What to do: Collect all lines from the listing that include the string "name".

Task data:

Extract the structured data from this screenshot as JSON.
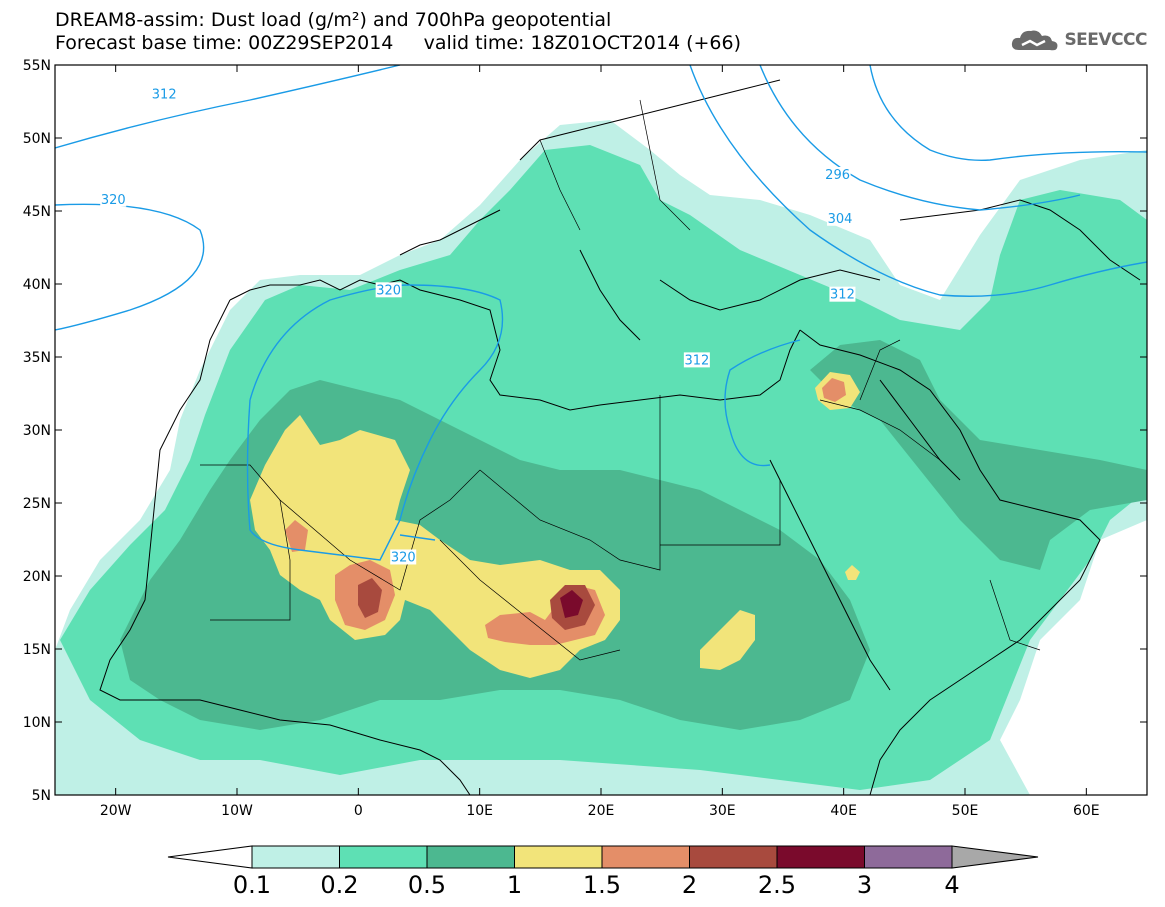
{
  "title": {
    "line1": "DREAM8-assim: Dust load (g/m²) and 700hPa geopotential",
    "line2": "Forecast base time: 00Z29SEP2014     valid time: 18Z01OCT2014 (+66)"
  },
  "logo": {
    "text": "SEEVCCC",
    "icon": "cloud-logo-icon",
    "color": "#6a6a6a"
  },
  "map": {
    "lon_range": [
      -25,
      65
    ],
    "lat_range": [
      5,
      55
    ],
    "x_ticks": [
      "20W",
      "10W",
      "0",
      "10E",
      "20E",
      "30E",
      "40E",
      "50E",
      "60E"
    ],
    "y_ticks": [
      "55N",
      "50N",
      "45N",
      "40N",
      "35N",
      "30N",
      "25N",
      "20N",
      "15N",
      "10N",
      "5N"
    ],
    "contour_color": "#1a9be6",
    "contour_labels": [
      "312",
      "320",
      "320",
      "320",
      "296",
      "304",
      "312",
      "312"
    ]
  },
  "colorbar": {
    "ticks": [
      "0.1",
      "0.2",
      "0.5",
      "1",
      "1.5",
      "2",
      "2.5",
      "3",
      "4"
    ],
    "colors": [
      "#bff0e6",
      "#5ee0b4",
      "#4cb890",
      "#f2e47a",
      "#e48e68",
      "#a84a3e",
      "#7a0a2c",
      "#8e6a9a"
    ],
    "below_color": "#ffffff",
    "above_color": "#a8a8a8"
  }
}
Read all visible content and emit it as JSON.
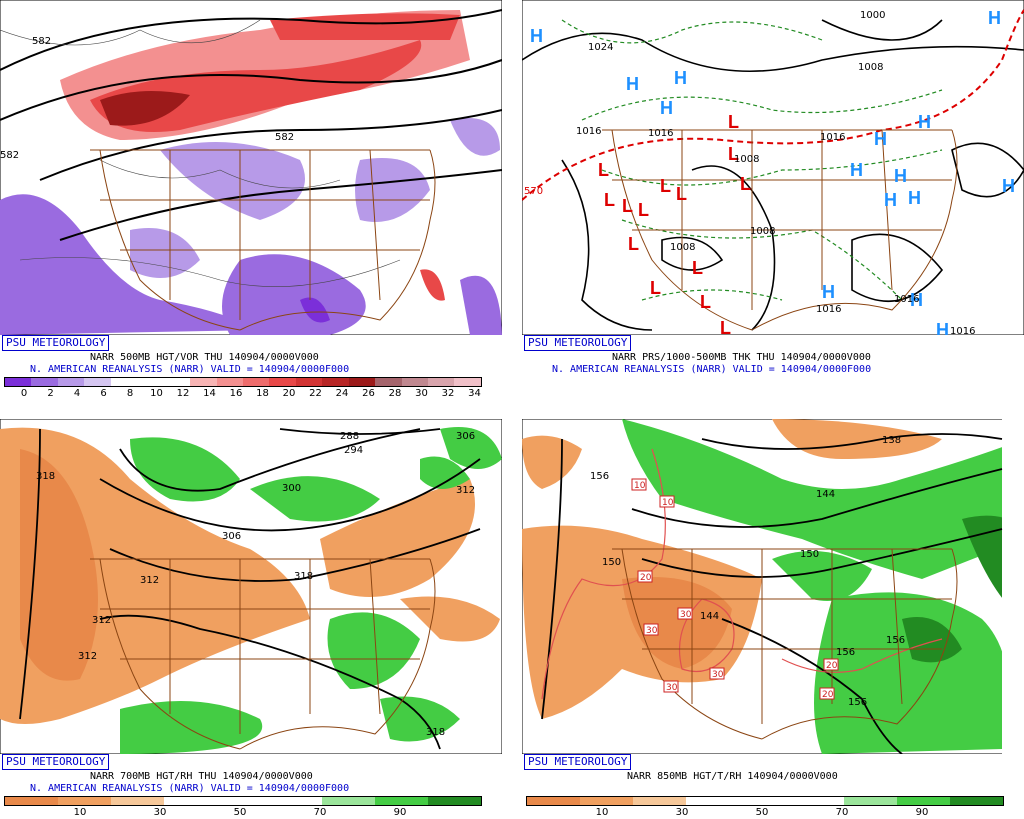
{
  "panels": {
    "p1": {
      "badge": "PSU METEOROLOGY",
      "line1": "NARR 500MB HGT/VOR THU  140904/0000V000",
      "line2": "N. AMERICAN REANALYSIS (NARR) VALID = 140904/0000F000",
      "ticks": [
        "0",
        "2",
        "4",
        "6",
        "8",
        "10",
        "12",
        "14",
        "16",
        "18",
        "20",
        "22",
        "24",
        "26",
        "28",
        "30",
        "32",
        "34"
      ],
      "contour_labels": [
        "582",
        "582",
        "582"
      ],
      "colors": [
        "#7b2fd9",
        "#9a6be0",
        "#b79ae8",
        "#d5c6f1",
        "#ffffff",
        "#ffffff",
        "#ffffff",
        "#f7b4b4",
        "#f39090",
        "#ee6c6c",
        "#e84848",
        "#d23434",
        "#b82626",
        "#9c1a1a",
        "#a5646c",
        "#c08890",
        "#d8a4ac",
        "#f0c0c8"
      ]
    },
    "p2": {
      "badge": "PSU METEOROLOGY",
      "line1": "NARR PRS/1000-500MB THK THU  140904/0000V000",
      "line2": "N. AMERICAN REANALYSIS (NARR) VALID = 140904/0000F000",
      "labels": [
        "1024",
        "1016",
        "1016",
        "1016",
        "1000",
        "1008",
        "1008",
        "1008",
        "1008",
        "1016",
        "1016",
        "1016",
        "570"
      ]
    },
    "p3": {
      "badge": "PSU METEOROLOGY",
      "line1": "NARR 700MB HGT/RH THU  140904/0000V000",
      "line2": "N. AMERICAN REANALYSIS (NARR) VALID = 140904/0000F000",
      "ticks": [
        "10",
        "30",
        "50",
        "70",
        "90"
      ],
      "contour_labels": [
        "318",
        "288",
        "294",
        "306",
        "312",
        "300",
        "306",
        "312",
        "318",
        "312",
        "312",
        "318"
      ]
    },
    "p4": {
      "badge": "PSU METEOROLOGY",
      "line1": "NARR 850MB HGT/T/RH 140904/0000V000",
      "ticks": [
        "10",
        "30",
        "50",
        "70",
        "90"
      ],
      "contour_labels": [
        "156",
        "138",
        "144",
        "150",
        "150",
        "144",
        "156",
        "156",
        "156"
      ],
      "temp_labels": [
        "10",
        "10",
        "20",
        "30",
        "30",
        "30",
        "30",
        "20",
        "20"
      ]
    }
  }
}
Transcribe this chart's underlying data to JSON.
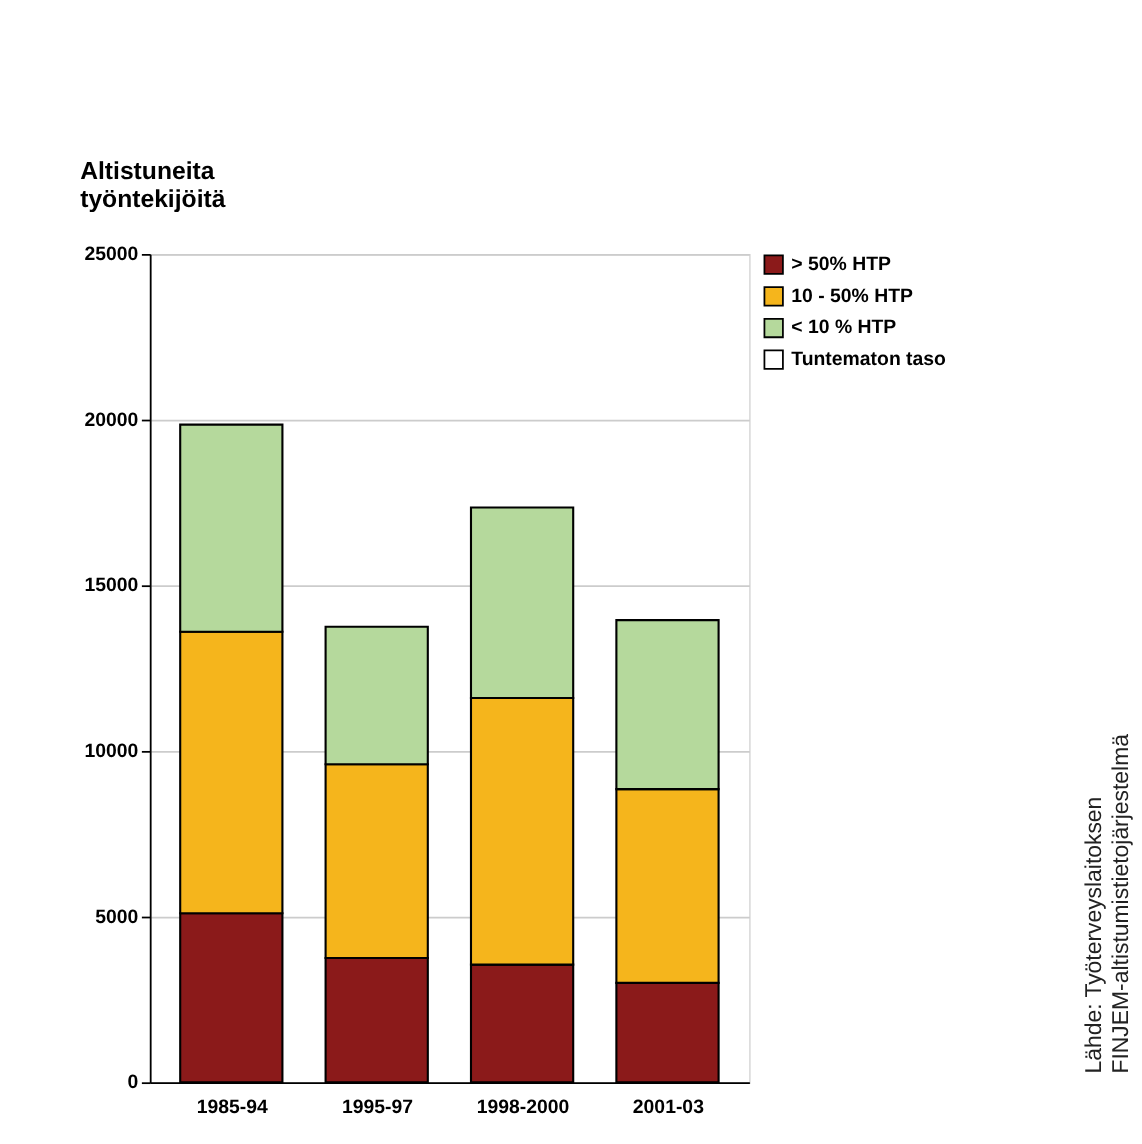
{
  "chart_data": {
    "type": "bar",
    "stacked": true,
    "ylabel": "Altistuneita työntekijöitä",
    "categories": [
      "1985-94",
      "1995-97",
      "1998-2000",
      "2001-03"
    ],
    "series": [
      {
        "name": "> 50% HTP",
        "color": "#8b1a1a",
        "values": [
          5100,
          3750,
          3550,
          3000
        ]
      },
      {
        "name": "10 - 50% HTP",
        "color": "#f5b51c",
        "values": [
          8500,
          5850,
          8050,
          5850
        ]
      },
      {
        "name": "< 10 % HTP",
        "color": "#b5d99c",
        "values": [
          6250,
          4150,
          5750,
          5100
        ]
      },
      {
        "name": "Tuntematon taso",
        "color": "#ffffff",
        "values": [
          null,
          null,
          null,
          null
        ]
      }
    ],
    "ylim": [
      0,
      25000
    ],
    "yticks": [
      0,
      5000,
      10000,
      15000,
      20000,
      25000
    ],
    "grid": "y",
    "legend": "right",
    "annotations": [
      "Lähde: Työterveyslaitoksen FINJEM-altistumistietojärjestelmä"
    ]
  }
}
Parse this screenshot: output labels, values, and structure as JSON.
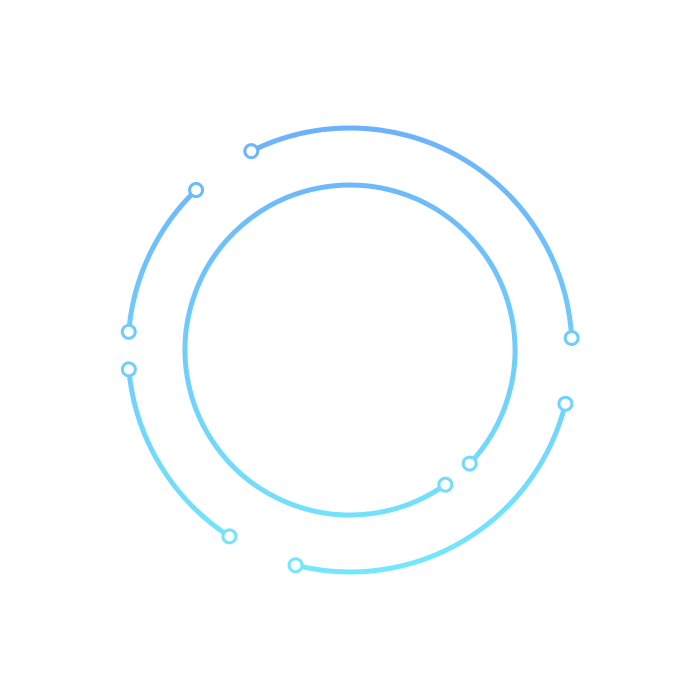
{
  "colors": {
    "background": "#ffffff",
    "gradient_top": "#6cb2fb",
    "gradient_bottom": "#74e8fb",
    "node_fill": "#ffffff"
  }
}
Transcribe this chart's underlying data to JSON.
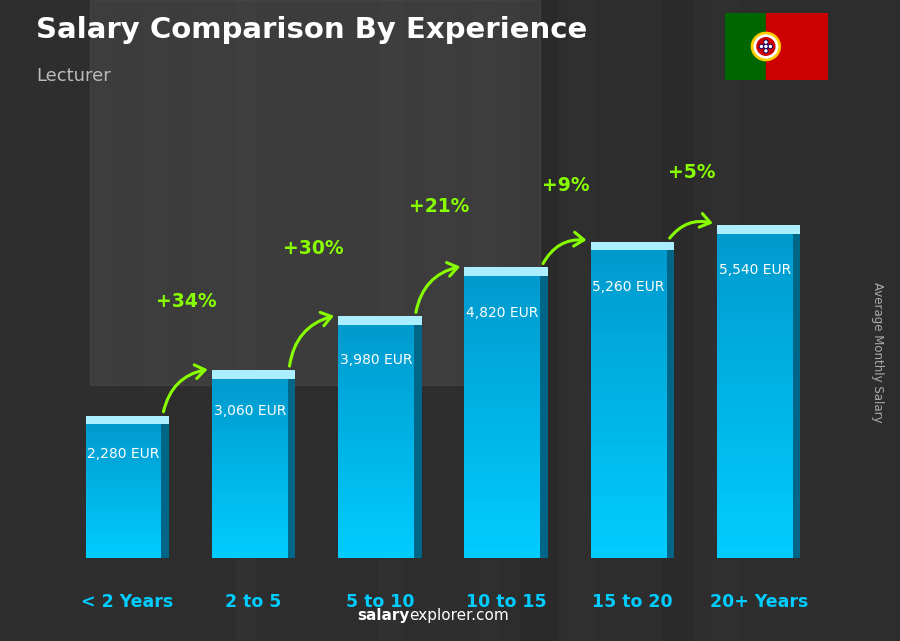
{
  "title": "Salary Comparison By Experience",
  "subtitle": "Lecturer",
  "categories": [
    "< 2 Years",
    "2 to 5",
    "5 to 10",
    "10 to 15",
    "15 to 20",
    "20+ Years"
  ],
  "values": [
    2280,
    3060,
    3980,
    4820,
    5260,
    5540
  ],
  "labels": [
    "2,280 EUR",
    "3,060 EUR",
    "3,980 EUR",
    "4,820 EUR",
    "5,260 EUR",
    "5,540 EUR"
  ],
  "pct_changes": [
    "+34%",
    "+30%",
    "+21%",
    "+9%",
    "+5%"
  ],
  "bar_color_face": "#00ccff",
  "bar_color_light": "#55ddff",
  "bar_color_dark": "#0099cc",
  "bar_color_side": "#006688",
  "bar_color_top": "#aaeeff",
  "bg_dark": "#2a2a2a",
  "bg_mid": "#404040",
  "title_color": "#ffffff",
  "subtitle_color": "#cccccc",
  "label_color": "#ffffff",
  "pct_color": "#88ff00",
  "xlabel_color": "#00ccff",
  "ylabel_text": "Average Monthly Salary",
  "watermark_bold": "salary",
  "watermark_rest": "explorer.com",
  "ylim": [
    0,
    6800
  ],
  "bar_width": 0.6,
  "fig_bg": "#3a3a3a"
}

Expected output:
        "name": "> 50% HTP",
        "name": "10 - 50% HTP",
        "name": "< 10 % HTP",
        "name": "Tuntematon taso",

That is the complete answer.